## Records
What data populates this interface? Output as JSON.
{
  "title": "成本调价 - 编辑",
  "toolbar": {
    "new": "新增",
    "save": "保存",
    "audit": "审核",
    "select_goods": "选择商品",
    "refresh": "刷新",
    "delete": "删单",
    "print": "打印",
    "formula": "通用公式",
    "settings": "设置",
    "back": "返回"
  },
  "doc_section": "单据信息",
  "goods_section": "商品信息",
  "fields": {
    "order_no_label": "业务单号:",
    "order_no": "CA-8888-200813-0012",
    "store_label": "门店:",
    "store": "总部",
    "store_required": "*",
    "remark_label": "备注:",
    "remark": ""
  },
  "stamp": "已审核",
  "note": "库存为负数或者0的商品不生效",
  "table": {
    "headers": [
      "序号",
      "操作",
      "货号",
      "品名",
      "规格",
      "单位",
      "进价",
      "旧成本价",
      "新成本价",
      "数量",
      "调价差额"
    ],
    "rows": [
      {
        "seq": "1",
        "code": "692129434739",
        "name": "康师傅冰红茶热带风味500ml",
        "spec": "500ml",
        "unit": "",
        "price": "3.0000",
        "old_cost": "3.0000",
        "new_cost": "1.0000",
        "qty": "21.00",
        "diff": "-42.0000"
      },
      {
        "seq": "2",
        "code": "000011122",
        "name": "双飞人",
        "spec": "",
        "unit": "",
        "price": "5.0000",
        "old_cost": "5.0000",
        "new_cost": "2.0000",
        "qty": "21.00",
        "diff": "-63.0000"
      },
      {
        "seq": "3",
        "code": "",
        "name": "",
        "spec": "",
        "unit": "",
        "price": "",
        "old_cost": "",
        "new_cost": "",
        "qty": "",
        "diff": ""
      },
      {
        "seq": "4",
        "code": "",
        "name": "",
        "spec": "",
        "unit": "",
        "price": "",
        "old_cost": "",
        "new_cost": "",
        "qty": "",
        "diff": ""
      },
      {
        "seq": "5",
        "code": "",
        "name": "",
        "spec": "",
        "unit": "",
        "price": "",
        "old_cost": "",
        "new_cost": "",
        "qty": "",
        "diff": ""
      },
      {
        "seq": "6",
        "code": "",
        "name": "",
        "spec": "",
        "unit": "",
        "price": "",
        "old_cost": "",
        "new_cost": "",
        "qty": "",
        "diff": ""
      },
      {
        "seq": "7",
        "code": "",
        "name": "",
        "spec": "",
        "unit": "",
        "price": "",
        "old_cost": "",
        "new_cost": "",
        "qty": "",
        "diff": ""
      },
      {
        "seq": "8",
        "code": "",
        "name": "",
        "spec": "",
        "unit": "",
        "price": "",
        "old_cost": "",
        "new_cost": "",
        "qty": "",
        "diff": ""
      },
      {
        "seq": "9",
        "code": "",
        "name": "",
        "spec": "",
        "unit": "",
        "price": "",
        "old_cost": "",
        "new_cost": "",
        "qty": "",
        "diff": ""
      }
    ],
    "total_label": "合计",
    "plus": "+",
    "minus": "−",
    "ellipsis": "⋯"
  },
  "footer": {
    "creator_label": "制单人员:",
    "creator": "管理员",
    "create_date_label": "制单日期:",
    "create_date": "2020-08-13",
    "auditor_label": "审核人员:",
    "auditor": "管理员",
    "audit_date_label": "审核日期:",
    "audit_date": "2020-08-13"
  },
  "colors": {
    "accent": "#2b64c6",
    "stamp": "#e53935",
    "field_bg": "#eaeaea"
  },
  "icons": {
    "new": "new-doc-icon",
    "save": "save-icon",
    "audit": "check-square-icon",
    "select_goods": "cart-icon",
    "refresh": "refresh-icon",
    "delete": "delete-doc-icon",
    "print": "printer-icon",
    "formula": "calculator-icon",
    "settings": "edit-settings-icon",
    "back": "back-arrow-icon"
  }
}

## Stated exercise
Output the listing above exactly as it appears.

## Written solution
What data populates this interface? Output as JSON.
{
  "title": "成本调价 - 编辑",
  "toolbar": {
    "new": "新增",
    "save": "保存",
    "audit": "审核",
    "select_goods": "选择商品",
    "refresh": "刷新",
    "delete": "删单",
    "print": "打印",
    "formula": "通用公式",
    "settings": "设置",
    "back": "返回"
  },
  "doc_section": "单据信息",
  "goods_section": "商品信息",
  "fields": {
    "order_no_label": "业务单号:",
    "order_no": "CA-8888-200813-0012",
    "store_label": "门店:",
    "store": "总部",
    "store_required": "*",
    "remark_label": "备注:",
    "remark": ""
  },
  "stamp": "已审核",
  "note": "库存为负数或者0的商品不生效",
  "table": {
    "headers": [
      "序号",
      "操作",
      "货号",
      "品名",
      "规格",
      "单位",
      "进价",
      "旧成本价",
      "新成本价",
      "数量",
      "调价差额"
    ],
    "rows": [
      {
        "seq": "1",
        "code": "692129434739",
        "name": "康师傅冰红茶热带风味500ml",
        "spec": "500ml",
        "unit": "",
        "price": "3.0000",
        "old_cost": "3.0000",
        "new_cost": "1.0000",
        "qty": "21.00",
        "diff": "-42.0000"
      },
      {
        "seq": "2",
        "code": "000011122",
        "name": "双飞人",
        "spec": "",
        "unit": "",
        "price": "5.0000",
        "old_cost": "5.0000",
        "new_cost": "2.0000",
        "qty": "21.00",
        "diff": "-63.0000"
      },
      {
        "seq": "3",
        "code": "",
        "name": "",
        "spec": "",
        "unit": "",
        "price": "",
        "old_cost": "",
        "new_cost": "",
        "qty": "",
        "diff": ""
      },
      {
        "seq": "4",
        "code": "",
        "name": "",
        "spec": "",
        "unit": "",
        "price": "",
        "old_cost": "",
        "new_cost": "",
        "qty": "",
        "diff": ""
      },
      {
        "seq": "5",
        "code": "",
        "name": "",
        "spec": "",
        "unit": "",
        "price": "",
        "old_cost": "",
        "new_cost": "",
        "qty": "",
        "diff": ""
      },
      {
        "seq": "6",
        "code": "",
        "name": "",
        "spec": "",
        "unit": "",
        "price": "",
        "old_cost": "",
        "new_cost": "",
        "qty": "",
        "diff": ""
      },
      {
        "seq": "7",
        "code": "",
        "name": "",
        "spec": "",
        "unit": "",
        "price": "",
        "old_cost": "",
        "new_cost": "",
        "qty": "",
        "diff": ""
      },
      {
        "seq": "8",
        "code": "",
        "name": "",
        "spec": "",
        "unit": "",
        "price": "",
        "old_cost": "",
        "new_cost": "",
        "qty": "",
        "diff": ""
      },
      {
        "seq": "9",
        "code": "",
        "name": "",
        "spec": "",
        "unit": "",
        "price": "",
        "old_cost": "",
        "new_cost": "",
        "qty": "",
        "diff": ""
      }
    ],
    "total_label": "合计",
    "plus": "+",
    "minus": "−",
    "ellipsis": "⋯"
  },
  "footer": {
    "creator_label": "制单人员:",
    "creator": "管理员",
    "create_date_label": "制单日期:",
    "create_date": "2020-08-13",
    "auditor_label": "审核人员:",
    "auditor": "管理员",
    "audit_date_label": "审核日期:",
    "audit_date": "2020-08-13"
  },
  "colors": {
    "accent": "#2b64c6",
    "stamp": "#e53935",
    "field_bg": "#eaeaea"
  },
  "icons": {
    "new": "new-doc-icon",
    "save": "save-icon",
    "audit": "check-square-icon",
    "select_goods": "cart-icon",
    "refresh": "refresh-icon",
    "delete": "delete-doc-icon",
    "print": "printer-icon",
    "formula": "calculator-icon",
    "settings": "edit-settings-icon",
    "back": "back-arrow-icon"
  }
}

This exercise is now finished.